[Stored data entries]
------

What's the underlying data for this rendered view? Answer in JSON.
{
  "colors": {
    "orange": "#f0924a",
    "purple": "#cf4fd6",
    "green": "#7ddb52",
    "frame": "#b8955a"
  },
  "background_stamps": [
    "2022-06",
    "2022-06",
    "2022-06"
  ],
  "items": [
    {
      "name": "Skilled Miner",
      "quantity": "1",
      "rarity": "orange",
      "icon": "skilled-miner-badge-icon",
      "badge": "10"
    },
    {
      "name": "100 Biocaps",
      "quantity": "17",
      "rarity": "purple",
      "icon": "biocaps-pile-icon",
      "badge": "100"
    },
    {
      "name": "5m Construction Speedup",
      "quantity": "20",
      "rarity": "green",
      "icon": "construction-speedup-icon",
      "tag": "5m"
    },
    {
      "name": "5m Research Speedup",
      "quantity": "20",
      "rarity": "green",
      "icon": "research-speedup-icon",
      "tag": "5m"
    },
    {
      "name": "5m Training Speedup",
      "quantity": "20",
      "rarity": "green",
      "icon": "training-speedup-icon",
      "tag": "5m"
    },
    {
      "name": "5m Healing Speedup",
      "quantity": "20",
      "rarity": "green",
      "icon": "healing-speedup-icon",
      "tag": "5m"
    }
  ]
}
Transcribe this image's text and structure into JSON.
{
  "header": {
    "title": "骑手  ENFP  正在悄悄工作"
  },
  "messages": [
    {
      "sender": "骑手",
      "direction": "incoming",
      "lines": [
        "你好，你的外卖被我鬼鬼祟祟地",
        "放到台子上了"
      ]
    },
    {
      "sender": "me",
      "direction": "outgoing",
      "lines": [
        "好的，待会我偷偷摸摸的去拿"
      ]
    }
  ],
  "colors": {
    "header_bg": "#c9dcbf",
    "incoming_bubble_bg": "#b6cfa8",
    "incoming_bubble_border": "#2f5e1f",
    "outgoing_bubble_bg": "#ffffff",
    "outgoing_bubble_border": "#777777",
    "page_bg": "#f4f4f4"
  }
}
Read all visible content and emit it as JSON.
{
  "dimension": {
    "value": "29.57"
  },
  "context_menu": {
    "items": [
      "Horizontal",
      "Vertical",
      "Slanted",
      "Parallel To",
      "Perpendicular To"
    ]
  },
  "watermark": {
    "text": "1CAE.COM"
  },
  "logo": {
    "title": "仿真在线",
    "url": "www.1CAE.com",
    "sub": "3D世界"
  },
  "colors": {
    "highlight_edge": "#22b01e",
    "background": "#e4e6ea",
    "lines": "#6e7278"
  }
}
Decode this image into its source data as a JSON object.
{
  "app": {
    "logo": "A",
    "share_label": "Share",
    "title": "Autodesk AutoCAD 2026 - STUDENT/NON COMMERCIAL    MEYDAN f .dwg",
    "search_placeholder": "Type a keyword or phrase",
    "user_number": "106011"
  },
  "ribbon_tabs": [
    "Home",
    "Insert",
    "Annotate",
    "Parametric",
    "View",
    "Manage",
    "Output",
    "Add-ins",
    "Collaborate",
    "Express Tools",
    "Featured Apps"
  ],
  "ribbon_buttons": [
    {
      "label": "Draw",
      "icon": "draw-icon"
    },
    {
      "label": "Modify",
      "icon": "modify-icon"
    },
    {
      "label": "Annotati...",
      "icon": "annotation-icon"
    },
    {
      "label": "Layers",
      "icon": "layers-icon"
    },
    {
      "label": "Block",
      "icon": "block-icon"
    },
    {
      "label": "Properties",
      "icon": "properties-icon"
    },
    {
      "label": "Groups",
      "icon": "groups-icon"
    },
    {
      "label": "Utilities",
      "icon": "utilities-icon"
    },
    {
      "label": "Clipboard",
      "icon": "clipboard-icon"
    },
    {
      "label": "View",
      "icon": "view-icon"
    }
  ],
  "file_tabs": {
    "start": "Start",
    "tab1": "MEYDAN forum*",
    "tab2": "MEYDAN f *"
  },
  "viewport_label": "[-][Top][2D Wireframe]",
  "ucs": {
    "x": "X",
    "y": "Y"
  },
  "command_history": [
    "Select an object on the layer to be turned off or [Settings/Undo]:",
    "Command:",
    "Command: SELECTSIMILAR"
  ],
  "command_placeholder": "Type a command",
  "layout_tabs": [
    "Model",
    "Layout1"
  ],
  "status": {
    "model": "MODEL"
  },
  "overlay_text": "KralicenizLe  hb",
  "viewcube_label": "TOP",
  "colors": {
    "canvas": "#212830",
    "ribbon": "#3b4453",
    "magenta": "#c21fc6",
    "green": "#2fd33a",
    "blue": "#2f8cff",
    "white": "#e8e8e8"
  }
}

------

Task brief:
Repeat all the entries word for word.

Exercise output:
What's the underlying data for this rendered view? Answer in JSON.
{
  "colors": {
    "orange": "#f0924a",
    "purple": "#cf4fd6",
    "green": "#7ddb52",
    "frame": "#b8955a"
  },
  "background_stamps": [
    "2022-06",
    "2022-06",
    "2022-06"
  ],
  "items": [
    {
      "name": "Skilled Miner",
      "quantity": "1",
      "rarity": "orange",
      "icon": "skilled-miner-badge-icon",
      "badge": "10"
    },
    {
      "name": "100 Biocaps",
      "quantity": "17",
      "rarity": "purple",
      "icon": "biocaps-pile-icon",
      "badge": "100"
    },
    {
      "name": "5m Construction Speedup",
      "quantity": "20",
      "rarity": "green",
      "icon": "construction-speedup-icon",
      "tag": "5m"
    },
    {
      "name": "5m Research Speedup",
      "quantity": "20",
      "rarity": "green",
      "icon": "research-speedup-icon",
      "tag": "5m"
    },
    {
      "name": "5m Training Speedup",
      "quantity": "20",
      "rarity": "green",
      "icon": "training-speedup-icon",
      "tag": "5m"
    },
    {
      "name": "5m Healing Speedup",
      "quantity": "20",
      "rarity": "green",
      "icon": "healing-speedup-icon",
      "tag": "5m"
    }
  ]
}
Transcribe this image's text and structure into JSON.
{
  "header": {
    "title": "骑手  ENFP  正在悄悄工作"
  },
  "messages": [
    {
      "sender": "骑手",
      "direction": "incoming",
      "lines": [
        "你好，你的外卖被我鬼鬼祟祟地",
        "放到台子上了"
      ]
    },
    {
      "sender": "me",
      "direction": "outgoing",
      "lines": [
        "好的，待会我偷偷摸摸的去拿"
      ]
    }
  ],
  "colors": {
    "header_bg": "#c9dcbf",
    "incoming_bubble_bg": "#b6cfa8",
    "incoming_bubble_border": "#2f5e1f",
    "outgoing_bubble_bg": "#ffffff",
    "outgoing_bubble_border": "#777777",
    "page_bg": "#f4f4f4"
  }
}
Read all visible content and emit it as JSON.
{
  "dimension": {
    "value": "29.57"
  },
  "context_menu": {
    "items": [
      "Horizontal",
      "Vertical",
      "Slanted",
      "Parallel To",
      "Perpendicular To"
    ]
  },
  "watermark": {
    "text": "1CAE.COM"
  },
  "logo": {
    "title": "仿真在线",
    "url": "www.1CAE.com",
    "sub": "3D世界"
  },
  "colors": {
    "highlight_edge": "#22b01e",
    "background": "#e4e6ea",
    "lines": "#6e7278"
  }
}
Decode this image into its source data as a JSON object.
{
  "app": {
    "logo": "A",
    "share_label": "Share",
    "title": "Autodesk AutoCAD 2026 - STUDENT/NON COMMERCIAL    MEYDAN f .dwg",
    "search_placeholder": "Type a keyword or phrase",
    "user_number": "106011"
  },
  "ribbon_tabs": [
    "Home",
    "Insert",
    "Annotate",
    "Parametric",
    "View",
    "Manage",
    "Output",
    "Add-ins",
    "Collaborate",
    "Express Tools",
    "Featured Apps"
  ],
  "ribbon_buttons": [
    {
      "label": "Draw",
      "icon": "draw-icon"
    },
    {
      "label": "Modify",
      "icon": "modify-icon"
    },
    {
      "label": "Annotati...",
      "icon": "annotation-icon"
    },
    {
      "label": "Layers",
      "icon": "layers-icon"
    },
    {
      "label": "Block",
      "icon": "block-icon"
    },
    {
      "label": "Properties",
      "icon": "properties-icon"
    },
    {
      "label": "Groups",
      "icon": "groups-icon"
    },
    {
      "label": "Utilities",
      "icon": "utilities-icon"
    },
    {
      "label": "Clipboard",
      "icon": "clipboard-icon"
    },
    {
      "label": "View",
      "icon": "view-icon"
    }
  ],
  "file_tabs": {
    "start": "Start",
    "tab1": "MEYDAN forum*",
    "tab2": "MEYDAN f *"
  },
  "viewport_label": "[-][Top][2D Wireframe]",
  "ucs": {
    "x": "X",
    "y": "Y"
  },
  "command_history": [
    "Select an object on the layer to be turned off or [Settings/Undo]:",
    "Command:",
    "Command: SELECTSIMILAR"
  ],
  "command_placeholder": "Type a command",
  "layout_tabs": [
    "Model",
    "Layout1"
  ],
  "status": {
    "model": "MODEL"
  },
  "overlay_text": "KralicenizLe  hb",
  "viewcube_label": "TOP",
  "colors": {
    "canvas": "#212830",
    "ribbon": "#3b4453",
    "magenta": "#c21fc6",
    "green": "#2fd33a",
    "blue": "#2f8cff",
    "white": "#e8e8e8"
  }
}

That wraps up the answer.